### Prompt
Exclude the pictures and retype the entries as written.
-------------------------
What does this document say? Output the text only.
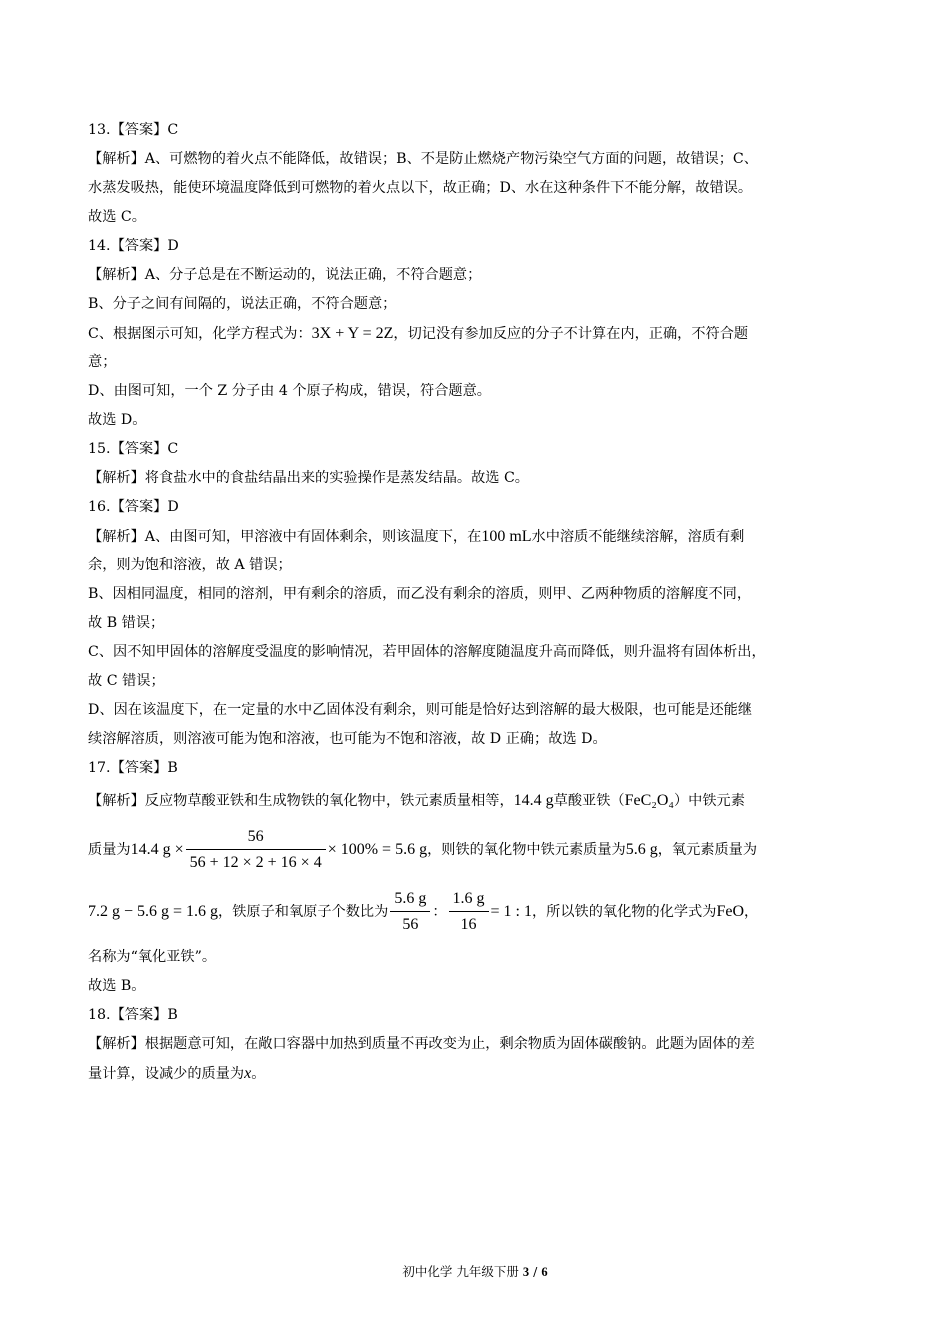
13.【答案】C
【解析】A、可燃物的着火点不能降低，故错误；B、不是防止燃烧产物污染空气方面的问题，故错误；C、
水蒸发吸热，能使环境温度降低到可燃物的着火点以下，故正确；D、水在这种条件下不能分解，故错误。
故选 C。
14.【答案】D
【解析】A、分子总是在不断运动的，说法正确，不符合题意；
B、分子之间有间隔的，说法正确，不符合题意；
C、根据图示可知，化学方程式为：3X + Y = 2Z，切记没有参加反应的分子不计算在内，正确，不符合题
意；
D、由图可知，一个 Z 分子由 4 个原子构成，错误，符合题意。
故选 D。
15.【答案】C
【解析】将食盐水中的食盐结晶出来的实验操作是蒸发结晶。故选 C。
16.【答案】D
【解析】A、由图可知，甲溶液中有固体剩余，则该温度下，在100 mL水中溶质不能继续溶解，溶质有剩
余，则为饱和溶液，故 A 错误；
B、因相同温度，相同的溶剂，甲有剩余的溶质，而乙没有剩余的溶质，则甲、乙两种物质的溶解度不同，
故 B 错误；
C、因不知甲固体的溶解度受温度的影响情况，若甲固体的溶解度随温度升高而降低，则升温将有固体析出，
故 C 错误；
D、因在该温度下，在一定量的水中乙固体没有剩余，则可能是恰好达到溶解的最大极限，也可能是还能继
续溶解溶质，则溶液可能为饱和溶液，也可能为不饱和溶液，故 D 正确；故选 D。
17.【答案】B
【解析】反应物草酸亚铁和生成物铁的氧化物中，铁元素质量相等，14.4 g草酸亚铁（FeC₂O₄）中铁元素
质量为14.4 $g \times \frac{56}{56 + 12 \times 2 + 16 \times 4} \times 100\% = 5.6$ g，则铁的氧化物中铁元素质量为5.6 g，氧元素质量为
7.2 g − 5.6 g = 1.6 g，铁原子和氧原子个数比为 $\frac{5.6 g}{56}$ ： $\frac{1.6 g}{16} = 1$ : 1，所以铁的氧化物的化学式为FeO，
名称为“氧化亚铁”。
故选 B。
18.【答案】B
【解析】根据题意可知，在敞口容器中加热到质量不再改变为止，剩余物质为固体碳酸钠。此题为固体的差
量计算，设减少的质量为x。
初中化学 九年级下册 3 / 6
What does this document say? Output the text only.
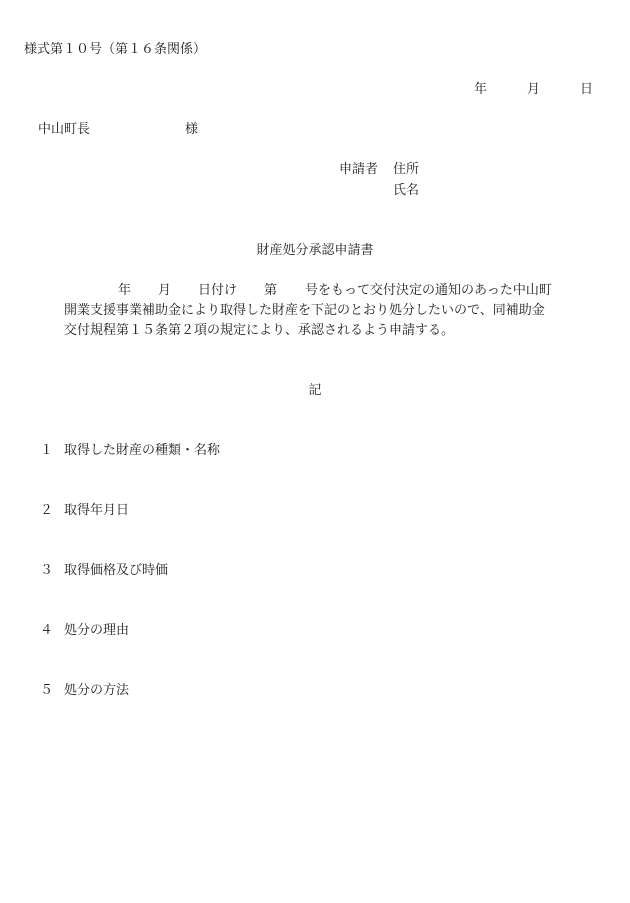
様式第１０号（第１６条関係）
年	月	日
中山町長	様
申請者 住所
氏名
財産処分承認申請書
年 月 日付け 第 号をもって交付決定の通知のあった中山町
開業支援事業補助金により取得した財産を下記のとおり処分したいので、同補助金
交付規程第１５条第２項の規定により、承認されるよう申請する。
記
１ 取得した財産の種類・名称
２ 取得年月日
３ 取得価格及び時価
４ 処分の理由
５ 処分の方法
-------------------------
### Complete response
What does this document say? Output the text only.
13.【答案】C
【解析】A、可燃物的着火点不能降低，故错误；B、不是防止燃烧产物污染空气方面的问题，故错误；C、
水蒸发吸热，能使环境温度降低到可燃物的着火点以下，故正确；D、水在这种条件下不能分解，故错误。
故选 C。
14.【答案】D
【解析】A、分子总是在不断运动的，说法正确，不符合题意；
B、分子之间有间隔的，说法正确，不符合题意；
C、根据图示可知，化学方程式为：3X + Y = 2Z，切记没有参加反应的分子不计算在内，正确，不符合题
意；
D、由图可知，一个 Z 分子由 4 个原子构成，错误，符合题意。
故选 D。
15.【答案】C
【解析】将食盐水中的食盐结晶出来的实验操作是蒸发结晶。故选 C。
16.【答案】D
【解析】A、由图可知，甲溶液中有固体剩余，则该温度下，在100 mL水中溶质不能继续溶解，溶质有剩
余，则为饱和溶液，故 A 错误；
B、因相同温度，相同的溶剂，甲有剩余的溶质，而乙没有剩余的溶质，则甲、乙两种物质的溶解度不同，
故 B 错误；
C、因不知甲固体的溶解度受温度的影响情况，若甲固体的溶解度随温度升高而降低，则升温将有固体析出，
故 C 错误；
D、因在该温度下，在一定量的水中乙固体没有剩余，则可能是恰好达到溶解的最大极限，也可能是还能继
续溶解溶质，则溶液可能为饱和溶液，也可能为不饱和溶液，故 D 正确；故选 D。
17.【答案】B
【解析】反应物草酸亚铁和生成物铁的氧化物中，铁元素质量相等，14.4 g草酸亚铁（FeC₂O₄）中铁元素
质量为14.4 $g \times \frac{56}{56 + 12 \times 2 + 16 \times 4} \times 100\% = 5.6$ g，则铁的氧化物中铁元素质量为5.6 g，氧元素质量为
7.2 g − 5.6 g = 1.6 g，铁原子和氧原子个数比为 $\frac{5.6 g}{56}$ ： $\frac{1.6 g}{16} = 1$ : 1，所以铁的氧化物的化学式为FeO，
名称为“氧化亚铁”。
故选 B。
18.【答案】B
【解析】根据题意可知，在敞口容器中加热到质量不再改变为止，剩余物质为固体碳酸钠。此题为固体的差
量计算，设减少的质量为x。
初中化学 九年级下册 3 / 6
What does this document say? Output the text only.
様式第１０号（第１６条関係）
年	月	日
中山町長	様
申請者 住所
氏名
財産処分承認申請書
年 月 日付け 第 号をもって交付決定の通知のあった中山町
開業支援事業補助金により取得した財産を下記のとおり処分したいので、同補助金
交付規程第１５条第２項の規定により、承認されるよう申請する。
記
１ 取得した財産の種類・名称
２ 取得年月日
３ 取得価格及び時価
４ 処分の理由
５ 処分の方法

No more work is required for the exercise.